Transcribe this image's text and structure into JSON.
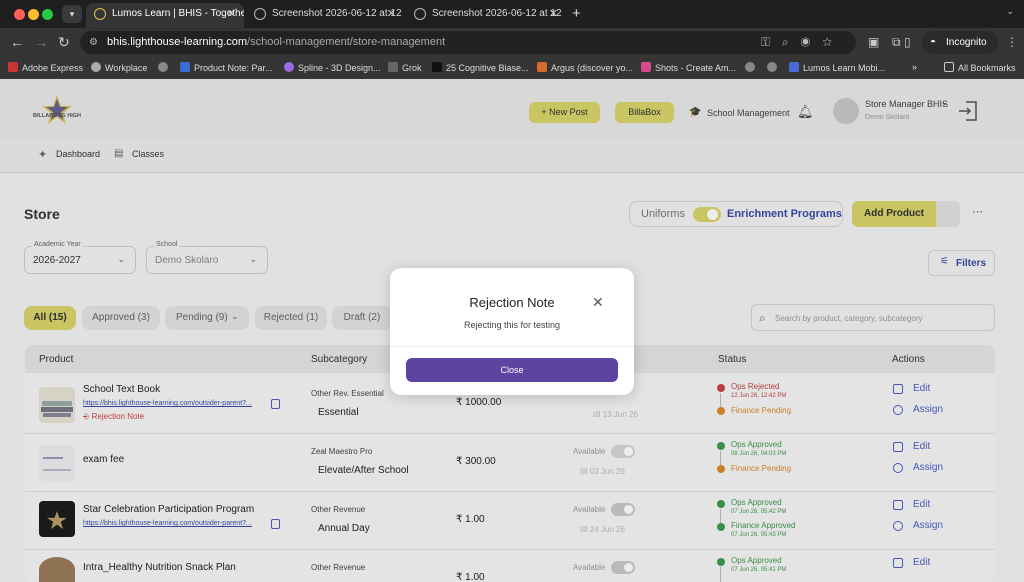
{
  "browser": {
    "tabs": [
      {
        "title": "Lumos Learn | BHIS - Togethe",
        "active": true
      },
      {
        "title": "Screenshot 2026-06-12 at 12",
        "active": false
      },
      {
        "title": "Screenshot 2026-06-12 at 12",
        "active": false
      }
    ],
    "url_host": "bhis.lighthouse-learning.com",
    "url_path": "/school-management/store-management",
    "incognito_label": "Incognito",
    "bookmarks": [
      "Adobe Express",
      "Workplace",
      "Product Note: Par...",
      "Spline - 3D Design...",
      "Grok",
      "25 Cognitive Biase...",
      "Argus (discover yo...",
      "Shots - Create Am...",
      "Lumos Learn Mobi..."
    ],
    "all_bookmarks": "All Bookmarks"
  },
  "header": {
    "logo_text": "BILLABONG HIGH",
    "new_post": "+ New Post",
    "billabox": "BillaBox",
    "school_management": "School Management",
    "user_name": "Store Manager BHIS",
    "user_school": "Demo Skolaro"
  },
  "subnav": {
    "dashboard": "Dashboard",
    "classes": "Classes"
  },
  "page": {
    "title": "Store",
    "toggle_left": "Uniforms",
    "toggle_right": "Enrichment Programs",
    "add_product": "Add Product",
    "academic_year_label": "Academic Year",
    "academic_year": "2026-2027",
    "school_label": "School",
    "school": "Demo Skolaro",
    "filters": "Filters",
    "search_placeholder": "Search by product, category, subcategory"
  },
  "filters": [
    {
      "label": "All (15)",
      "active": true
    },
    {
      "label": "Approved (3)",
      "active": false
    },
    {
      "label": "Pending (9)",
      "active": false
    },
    {
      "label": "Rejected (1)",
      "active": false
    },
    {
      "label": "Draft (2)",
      "active": false
    }
  ],
  "table": {
    "headers": {
      "product": "Product",
      "subcategory": "Subcategory",
      "status": "Status",
      "actions": "Actions"
    },
    "rows": [
      {
        "name": "School Text Book",
        "link": "https://bhis.lighthouse-learning.com/outsider-parent?...",
        "rejection_note": "Rejection Note",
        "subcat_group": "Other Rev. Essential",
        "subcat": "Essential",
        "price": "₹ 1000.00",
        "avail": "",
        "till": "till 13 Jun 26",
        "status1": "Ops Rejected",
        "status1_date": "12 Jun 26, 12:42 PM",
        "status2": "Finance Pending",
        "status2_date": ""
      },
      {
        "name": "exam fee",
        "link": "",
        "rejection_note": "",
        "subcat_group": "Zeal Maestro Pro",
        "subcat": "Elevate/After School",
        "price": "₹ 300.00",
        "avail": "Available",
        "till": "till 03 Jun 26",
        "status1": "Ops Approved",
        "status1_date": "08 Jun 26, 04:03 PM",
        "status2": "Finance Pending",
        "status2_date": ""
      },
      {
        "name": "Star Celebration Participation Program",
        "link": "https://bhis.lighthouse-learning.com/outsider-parent?...",
        "rejection_note": "",
        "subcat_group": "Other Revenue",
        "subcat": "Annual Day",
        "price": "₹ 1.00",
        "avail": "Available",
        "till": "till 24 Jun 26",
        "status1": "Ops Approved",
        "status1_date": "07 Jun 26, 05:42 PM",
        "status2": "Finance Approved",
        "status2_date": "07 Jun 26, 05:43 PM"
      },
      {
        "name": "Intra_Healthy Nutrition Snack Plan",
        "link": "",
        "rejection_note": "",
        "subcat_group": "Other Revenue",
        "subcat": "",
        "price": "₹ 1.00",
        "avail": "Available",
        "till": "",
        "status1": "Ops Approved",
        "status1_date": "07 Jun 26, 05:41 PM",
        "status2": "",
        "status2_date": ""
      }
    ],
    "edit": "Edit",
    "assign": "Assign"
  },
  "modal": {
    "title": "Rejection Note",
    "message": "Rejecting this for testing",
    "close_button": "Close"
  },
  "colors": {
    "accent_yellow": "#d8d46a",
    "modal_button": "#5d44a0",
    "link_blue": "#3a4aa8",
    "rejected_red": "#c44444",
    "approved_green": "#3e9a4e",
    "pending_orange": "#d88a2a"
  }
}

◆ ◆ ◆ ◆ ◆

• [Task goal]: What you return should match the records above word for word, minus the pictures.

• [Solved exercise]:
Transcribe this image's text and structure into JSON.
{
  "browser": {
    "tabs": [
      {
        "title": "Lumos Learn | BHIS - Togethe",
        "active": true
      },
      {
        "title": "Screenshot 2026-06-12 at 12",
        "active": false
      },
      {
        "title": "Screenshot 2026-06-12 at 12",
        "active": false
      }
    ],
    "url_host": "bhis.lighthouse-learning.com",
    "url_path": "/school-management/store-management",
    "incognito_label": "Incognito",
    "bookmarks": [
      "Adobe Express",
      "Workplace",
      "Product Note: Par...",
      "Spline - 3D Design...",
      "Grok",
      "25 Cognitive Biase...",
      "Argus (discover yo...",
      "Shots - Create Am...",
      "Lumos Learn Mobi..."
    ],
    "all_bookmarks": "All Bookmarks"
  },
  "header": {
    "logo_text": "BILLABONG HIGH",
    "new_post": "+ New Post",
    "billabox": "BillaBox",
    "school_management": "School Management",
    "user_name": "Store Manager BHIS",
    "user_school": "Demo Skolaro"
  },
  "subnav": {
    "dashboard": "Dashboard",
    "classes": "Classes"
  },
  "page": {
    "title": "Store",
    "toggle_left": "Uniforms",
    "toggle_right": "Enrichment Programs",
    "add_product": "Add Product",
    "academic_year_label": "Academic Year",
    "academic_year": "2026-2027",
    "school_label": "School",
    "school": "Demo Skolaro",
    "filters": "Filters",
    "search_placeholder": "Search by product, category, subcategory"
  },
  "filters": [
    {
      "label": "All (15)",
      "active": true
    },
    {
      "label": "Approved (3)",
      "active": false
    },
    {
      "label": "Pending (9)",
      "active": false
    },
    {
      "label": "Rejected (1)",
      "active": false
    },
    {
      "label": "Draft (2)",
      "active": false
    }
  ],
  "table": {
    "headers": {
      "product": "Product",
      "subcategory": "Subcategory",
      "status": "Status",
      "actions": "Actions"
    },
    "rows": [
      {
        "name": "School Text Book",
        "link": "https://bhis.lighthouse-learning.com/outsider-parent?...",
        "rejection_note": "Rejection Note",
        "subcat_group": "Other Rev. Essential",
        "subcat": "Essential",
        "price": "₹ 1000.00",
        "avail": "",
        "till": "till 13 Jun 26",
        "status1": "Ops Rejected",
        "status1_date": "12 Jun 26, 12:42 PM",
        "status2": "Finance Pending",
        "status2_date": ""
      },
      {
        "name": "exam fee",
        "link": "",
        "rejection_note": "",
        "subcat_group": "Zeal Maestro Pro",
        "subcat": "Elevate/After School",
        "price": "₹ 300.00",
        "avail": "Available",
        "till": "till 03 Jun 26",
        "status1": "Ops Approved",
        "status1_date": "08 Jun 26, 04:03 PM",
        "status2": "Finance Pending",
        "status2_date": ""
      },
      {
        "name": "Star Celebration Participation Program",
        "link": "https://bhis.lighthouse-learning.com/outsider-parent?...",
        "rejection_note": "",
        "subcat_group": "Other Revenue",
        "subcat": "Annual Day",
        "price": "₹ 1.00",
        "avail": "Available",
        "till": "till 24 Jun 26",
        "status1": "Ops Approved",
        "status1_date": "07 Jun 26, 05:42 PM",
        "status2": "Finance Approved",
        "status2_date": "07 Jun 26, 05:43 PM"
      },
      {
        "name": "Intra_Healthy Nutrition Snack Plan",
        "link": "",
        "rejection_note": "",
        "subcat_group": "Other Revenue",
        "subcat": "",
        "price": "₹ 1.00",
        "avail": "Available",
        "till": "",
        "status1": "Ops Approved",
        "status1_date": "07 Jun 26, 05:41 PM",
        "status2": "",
        "status2_date": ""
      }
    ],
    "edit": "Edit",
    "assign": "Assign"
  },
  "modal": {
    "title": "Rejection Note",
    "message": "Rejecting this for testing",
    "close_button": "Close"
  },
  "colors": {
    "accent_yellow": "#d8d46a",
    "modal_button": "#5d44a0",
    "link_blue": "#3a4aa8",
    "rejected_red": "#c44444",
    "approved_green": "#3e9a4e",
    "pending_orange": "#d88a2a"
  }
}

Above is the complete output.